=== WHAT THIS TASK INVOLVES ===
Pull out every line below that holds the word "임실농협하나로마트".
** START RECORDS SHOWN **
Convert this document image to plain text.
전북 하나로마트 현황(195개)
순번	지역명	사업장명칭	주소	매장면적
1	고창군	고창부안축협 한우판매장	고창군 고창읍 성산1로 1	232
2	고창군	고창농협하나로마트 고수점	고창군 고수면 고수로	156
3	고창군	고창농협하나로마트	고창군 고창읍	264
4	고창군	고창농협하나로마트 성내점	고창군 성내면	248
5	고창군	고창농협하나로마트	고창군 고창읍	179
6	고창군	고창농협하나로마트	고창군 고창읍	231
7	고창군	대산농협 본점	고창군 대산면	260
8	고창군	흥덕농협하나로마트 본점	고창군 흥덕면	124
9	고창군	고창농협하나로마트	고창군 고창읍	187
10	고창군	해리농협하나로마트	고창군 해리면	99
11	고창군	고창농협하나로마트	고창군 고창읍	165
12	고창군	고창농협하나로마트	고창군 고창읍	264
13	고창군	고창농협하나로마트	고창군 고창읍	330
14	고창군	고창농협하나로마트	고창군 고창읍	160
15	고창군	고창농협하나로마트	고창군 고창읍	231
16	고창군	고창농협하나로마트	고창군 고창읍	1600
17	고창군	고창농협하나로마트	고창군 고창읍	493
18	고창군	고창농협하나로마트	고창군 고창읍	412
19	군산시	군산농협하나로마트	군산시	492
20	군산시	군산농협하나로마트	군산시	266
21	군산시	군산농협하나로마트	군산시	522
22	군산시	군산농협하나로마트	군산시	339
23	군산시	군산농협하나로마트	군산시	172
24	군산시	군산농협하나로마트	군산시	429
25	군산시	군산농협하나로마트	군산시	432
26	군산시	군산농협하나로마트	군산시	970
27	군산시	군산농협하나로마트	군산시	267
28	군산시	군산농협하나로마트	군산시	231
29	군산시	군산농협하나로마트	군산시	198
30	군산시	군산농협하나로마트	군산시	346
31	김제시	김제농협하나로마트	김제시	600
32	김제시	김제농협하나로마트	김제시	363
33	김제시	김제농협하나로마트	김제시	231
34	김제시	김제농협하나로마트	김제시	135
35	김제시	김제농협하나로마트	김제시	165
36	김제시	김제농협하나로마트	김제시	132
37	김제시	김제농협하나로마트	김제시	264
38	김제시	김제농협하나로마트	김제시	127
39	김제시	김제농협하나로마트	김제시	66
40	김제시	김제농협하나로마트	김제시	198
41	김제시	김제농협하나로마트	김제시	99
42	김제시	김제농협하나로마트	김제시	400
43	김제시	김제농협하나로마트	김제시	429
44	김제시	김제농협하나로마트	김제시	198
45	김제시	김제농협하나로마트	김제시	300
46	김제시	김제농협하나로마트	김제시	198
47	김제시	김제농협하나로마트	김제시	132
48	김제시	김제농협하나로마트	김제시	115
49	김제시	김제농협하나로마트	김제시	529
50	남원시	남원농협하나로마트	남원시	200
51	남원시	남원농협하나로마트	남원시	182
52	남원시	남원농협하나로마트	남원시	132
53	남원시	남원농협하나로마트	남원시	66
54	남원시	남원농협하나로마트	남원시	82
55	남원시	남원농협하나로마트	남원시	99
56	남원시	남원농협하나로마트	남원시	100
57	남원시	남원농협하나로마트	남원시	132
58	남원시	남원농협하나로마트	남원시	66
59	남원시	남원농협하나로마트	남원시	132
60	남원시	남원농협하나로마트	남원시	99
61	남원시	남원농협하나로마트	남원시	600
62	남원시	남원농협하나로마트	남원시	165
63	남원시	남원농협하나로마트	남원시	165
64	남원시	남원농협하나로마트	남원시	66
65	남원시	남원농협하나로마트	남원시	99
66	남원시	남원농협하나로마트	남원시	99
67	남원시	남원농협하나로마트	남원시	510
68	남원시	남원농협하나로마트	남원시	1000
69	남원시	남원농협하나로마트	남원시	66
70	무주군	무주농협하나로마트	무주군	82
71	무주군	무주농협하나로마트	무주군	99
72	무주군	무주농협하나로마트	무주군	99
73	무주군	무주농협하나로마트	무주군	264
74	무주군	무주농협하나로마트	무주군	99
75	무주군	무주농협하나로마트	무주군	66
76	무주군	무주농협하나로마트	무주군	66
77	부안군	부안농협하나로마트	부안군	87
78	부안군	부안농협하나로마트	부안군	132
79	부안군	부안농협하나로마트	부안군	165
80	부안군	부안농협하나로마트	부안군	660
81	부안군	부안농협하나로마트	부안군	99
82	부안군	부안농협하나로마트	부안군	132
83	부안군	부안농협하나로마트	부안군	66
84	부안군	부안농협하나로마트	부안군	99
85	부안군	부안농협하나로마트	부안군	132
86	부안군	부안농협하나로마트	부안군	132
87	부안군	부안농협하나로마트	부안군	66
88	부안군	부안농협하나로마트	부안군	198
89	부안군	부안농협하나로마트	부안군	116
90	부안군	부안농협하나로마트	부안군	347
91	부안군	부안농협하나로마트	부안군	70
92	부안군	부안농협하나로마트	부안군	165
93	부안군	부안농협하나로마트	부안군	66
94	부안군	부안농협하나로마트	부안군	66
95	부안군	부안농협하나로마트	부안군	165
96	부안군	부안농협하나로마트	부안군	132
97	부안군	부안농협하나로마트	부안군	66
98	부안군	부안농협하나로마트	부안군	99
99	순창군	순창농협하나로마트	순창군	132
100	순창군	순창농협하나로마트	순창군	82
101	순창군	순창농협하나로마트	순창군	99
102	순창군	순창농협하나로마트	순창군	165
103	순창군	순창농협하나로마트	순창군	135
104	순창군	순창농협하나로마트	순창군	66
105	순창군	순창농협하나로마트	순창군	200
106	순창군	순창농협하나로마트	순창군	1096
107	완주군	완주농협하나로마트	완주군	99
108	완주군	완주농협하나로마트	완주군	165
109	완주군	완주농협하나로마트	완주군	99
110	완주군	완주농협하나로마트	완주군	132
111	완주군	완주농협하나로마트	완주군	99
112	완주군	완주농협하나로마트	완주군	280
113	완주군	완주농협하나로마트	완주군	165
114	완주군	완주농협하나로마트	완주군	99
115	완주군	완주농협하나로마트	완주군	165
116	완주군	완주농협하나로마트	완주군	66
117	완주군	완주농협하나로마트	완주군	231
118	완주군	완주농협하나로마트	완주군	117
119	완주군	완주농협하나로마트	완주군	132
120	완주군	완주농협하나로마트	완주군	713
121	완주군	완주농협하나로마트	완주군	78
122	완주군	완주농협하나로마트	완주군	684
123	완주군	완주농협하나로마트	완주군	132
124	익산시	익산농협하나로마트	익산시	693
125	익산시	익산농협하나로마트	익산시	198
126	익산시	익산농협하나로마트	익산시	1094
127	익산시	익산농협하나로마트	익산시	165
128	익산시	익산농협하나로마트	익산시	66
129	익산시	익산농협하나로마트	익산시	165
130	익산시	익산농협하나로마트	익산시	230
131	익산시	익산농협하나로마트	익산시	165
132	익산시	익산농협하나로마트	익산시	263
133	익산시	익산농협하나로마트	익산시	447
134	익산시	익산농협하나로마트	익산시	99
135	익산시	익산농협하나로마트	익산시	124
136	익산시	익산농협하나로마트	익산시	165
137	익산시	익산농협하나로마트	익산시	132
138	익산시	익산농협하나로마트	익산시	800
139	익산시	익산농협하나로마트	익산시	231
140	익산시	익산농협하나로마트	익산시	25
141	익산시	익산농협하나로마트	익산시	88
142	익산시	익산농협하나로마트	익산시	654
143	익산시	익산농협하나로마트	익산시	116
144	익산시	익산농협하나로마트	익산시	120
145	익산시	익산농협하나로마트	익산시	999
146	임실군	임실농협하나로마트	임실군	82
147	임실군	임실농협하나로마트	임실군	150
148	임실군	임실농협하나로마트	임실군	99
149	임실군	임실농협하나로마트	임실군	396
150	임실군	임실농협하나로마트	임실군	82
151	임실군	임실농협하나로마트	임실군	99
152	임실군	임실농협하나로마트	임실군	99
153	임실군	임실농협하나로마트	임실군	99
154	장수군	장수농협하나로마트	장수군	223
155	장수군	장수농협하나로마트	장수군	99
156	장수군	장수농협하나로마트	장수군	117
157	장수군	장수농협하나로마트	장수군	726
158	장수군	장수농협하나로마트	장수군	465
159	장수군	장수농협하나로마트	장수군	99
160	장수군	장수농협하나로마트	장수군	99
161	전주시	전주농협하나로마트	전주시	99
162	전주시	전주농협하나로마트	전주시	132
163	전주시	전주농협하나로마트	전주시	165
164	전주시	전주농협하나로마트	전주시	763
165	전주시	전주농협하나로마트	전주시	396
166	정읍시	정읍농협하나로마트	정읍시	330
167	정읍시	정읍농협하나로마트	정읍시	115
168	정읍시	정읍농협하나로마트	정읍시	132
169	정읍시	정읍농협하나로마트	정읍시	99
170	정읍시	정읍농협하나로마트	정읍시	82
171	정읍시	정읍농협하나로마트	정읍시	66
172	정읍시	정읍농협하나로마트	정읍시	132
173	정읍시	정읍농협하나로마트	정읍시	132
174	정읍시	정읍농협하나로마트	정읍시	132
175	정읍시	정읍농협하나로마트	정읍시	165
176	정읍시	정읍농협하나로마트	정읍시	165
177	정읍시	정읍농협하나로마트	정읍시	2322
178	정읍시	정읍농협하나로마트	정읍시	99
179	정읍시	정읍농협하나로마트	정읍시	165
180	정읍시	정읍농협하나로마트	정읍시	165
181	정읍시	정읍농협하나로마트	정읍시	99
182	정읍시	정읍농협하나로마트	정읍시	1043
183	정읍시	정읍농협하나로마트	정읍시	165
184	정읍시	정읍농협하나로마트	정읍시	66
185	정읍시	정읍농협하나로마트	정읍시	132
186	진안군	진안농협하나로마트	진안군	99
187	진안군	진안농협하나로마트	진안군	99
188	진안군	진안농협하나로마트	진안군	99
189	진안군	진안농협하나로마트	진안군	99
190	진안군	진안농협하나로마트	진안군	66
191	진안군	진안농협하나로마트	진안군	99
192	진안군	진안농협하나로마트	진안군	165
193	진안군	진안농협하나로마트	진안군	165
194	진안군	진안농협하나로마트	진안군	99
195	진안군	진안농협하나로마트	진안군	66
** END RECORDS SHOWN **
=== ANSWER TO THIS TASK ===
146	임실군	임실농협하나로마트	임실군	82
147	임실군	임실농협하나로마트	임실군	150
148	임실군	임실농협하나로마트	임실군	99
149	임실군	임실농협하나로마트	임실군	396
150	임실군	임실농협하나로마트	임실군	82
151	임실군	임실농협하나로마트	임실군	99
152	임실군	임실농협하나로마트	임실군	99
153	임실군	임실농협하나로마트	임실군	99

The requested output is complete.